+++ ENTRIES SUPPLIED

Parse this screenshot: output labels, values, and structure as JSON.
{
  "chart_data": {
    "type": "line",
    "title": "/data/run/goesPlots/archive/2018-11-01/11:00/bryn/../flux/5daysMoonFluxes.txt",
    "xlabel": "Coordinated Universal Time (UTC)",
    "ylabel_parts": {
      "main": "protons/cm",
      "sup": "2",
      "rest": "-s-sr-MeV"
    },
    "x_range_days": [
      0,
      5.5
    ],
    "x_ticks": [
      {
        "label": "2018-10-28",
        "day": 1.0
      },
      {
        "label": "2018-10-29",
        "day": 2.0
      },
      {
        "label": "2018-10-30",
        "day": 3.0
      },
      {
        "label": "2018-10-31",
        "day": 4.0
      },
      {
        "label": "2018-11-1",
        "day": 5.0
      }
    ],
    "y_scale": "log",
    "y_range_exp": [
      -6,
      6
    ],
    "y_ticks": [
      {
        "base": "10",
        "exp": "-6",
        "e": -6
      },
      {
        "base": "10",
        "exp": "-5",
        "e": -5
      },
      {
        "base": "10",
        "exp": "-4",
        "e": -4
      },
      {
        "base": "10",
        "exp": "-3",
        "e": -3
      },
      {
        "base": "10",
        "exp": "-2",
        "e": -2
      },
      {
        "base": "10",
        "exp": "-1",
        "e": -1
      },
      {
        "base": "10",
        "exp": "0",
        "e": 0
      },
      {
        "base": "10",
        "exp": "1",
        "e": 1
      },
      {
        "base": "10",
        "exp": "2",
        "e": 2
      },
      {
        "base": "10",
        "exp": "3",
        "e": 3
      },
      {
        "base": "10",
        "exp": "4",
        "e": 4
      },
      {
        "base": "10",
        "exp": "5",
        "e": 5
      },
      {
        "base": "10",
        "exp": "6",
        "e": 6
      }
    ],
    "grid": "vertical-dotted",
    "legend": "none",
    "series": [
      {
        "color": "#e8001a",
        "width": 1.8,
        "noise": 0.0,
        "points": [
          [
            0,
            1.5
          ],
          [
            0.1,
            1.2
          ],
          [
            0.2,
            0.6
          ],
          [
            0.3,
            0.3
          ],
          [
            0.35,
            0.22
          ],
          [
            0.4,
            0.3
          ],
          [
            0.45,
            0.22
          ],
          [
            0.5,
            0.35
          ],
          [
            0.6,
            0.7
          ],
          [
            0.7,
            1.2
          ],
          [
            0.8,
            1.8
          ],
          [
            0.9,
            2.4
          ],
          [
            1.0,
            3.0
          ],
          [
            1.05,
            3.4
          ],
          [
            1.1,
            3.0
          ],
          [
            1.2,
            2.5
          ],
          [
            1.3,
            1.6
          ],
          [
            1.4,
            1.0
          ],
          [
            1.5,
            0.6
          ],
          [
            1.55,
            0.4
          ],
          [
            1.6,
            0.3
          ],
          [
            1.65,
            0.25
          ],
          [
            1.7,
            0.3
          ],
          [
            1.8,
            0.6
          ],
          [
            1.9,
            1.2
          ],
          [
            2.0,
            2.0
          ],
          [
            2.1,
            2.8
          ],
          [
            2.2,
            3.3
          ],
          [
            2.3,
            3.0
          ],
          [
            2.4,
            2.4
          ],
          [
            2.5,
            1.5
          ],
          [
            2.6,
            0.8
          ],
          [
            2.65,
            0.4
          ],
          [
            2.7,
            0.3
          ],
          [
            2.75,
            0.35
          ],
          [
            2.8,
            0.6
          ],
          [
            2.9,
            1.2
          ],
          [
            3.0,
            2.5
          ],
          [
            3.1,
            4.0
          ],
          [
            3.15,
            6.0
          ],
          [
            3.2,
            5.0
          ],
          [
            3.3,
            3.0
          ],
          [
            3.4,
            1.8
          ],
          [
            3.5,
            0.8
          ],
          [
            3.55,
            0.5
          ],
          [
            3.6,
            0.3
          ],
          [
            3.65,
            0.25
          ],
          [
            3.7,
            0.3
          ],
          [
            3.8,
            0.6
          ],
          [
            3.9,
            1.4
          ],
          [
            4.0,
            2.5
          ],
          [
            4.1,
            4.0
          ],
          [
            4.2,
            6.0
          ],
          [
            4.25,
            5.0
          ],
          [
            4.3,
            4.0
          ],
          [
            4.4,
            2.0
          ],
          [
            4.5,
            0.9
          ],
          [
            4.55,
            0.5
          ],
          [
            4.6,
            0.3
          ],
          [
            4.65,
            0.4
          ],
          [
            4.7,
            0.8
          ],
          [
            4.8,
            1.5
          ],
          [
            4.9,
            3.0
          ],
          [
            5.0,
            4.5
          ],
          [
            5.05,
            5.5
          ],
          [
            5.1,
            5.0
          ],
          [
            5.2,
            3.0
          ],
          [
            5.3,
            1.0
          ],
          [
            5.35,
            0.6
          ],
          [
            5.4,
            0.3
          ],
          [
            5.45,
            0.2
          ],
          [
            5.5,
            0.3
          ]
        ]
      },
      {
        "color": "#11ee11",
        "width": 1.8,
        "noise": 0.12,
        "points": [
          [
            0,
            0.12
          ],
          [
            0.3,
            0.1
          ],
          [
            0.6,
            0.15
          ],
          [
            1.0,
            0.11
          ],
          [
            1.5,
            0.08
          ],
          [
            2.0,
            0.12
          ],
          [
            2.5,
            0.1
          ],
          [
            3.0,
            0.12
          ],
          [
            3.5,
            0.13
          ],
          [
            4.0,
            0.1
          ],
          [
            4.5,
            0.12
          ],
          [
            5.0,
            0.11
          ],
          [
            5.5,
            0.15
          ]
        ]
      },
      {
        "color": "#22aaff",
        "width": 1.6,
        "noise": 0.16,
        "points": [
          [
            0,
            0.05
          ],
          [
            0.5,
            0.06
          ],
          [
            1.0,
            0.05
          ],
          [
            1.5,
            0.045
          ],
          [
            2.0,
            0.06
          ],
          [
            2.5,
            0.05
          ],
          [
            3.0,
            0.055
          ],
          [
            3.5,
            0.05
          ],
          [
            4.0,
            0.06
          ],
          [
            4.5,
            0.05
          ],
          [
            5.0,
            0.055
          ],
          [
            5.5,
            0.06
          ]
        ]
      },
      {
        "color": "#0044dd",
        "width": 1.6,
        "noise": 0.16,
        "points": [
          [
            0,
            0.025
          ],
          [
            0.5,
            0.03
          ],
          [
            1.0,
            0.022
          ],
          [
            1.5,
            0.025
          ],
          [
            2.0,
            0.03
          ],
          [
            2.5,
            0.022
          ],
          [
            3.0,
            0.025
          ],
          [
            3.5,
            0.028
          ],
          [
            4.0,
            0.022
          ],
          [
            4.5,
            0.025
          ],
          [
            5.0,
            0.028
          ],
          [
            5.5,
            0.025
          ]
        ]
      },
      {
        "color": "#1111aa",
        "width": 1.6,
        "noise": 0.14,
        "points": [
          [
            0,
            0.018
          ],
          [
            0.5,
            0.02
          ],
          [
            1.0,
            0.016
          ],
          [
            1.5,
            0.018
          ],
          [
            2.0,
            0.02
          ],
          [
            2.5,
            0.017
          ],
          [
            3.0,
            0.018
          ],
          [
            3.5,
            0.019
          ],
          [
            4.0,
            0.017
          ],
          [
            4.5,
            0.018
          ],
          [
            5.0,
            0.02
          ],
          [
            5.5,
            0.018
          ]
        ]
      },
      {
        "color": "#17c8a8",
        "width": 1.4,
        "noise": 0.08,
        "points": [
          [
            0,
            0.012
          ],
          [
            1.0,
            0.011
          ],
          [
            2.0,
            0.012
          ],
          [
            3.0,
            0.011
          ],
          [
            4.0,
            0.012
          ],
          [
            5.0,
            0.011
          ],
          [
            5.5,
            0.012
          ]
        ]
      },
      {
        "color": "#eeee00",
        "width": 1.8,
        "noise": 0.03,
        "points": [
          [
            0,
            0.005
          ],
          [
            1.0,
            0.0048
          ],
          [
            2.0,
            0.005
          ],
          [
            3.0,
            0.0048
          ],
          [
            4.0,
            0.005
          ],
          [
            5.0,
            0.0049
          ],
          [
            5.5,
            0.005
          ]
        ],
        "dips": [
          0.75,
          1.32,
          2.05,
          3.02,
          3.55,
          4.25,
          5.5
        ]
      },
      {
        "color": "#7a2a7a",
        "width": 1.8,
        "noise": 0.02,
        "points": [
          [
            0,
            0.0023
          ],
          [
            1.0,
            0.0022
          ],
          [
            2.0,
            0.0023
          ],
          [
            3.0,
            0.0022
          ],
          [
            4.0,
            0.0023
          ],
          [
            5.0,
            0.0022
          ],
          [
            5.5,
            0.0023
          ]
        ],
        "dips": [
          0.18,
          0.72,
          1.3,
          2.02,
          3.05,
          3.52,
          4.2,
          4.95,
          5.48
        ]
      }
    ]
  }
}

++++++

__SET TASK__
From the records given above, copy all lines containing "noise".

__SOLUTION__
        "noise": 0.0,
        "noise": 0.12,
        "noise": 0.16,
        "noise": 0.16,
        "noise": 0.14,
        "noise": 0.08,
        "noise": 0.03,
        "noise": 0.02,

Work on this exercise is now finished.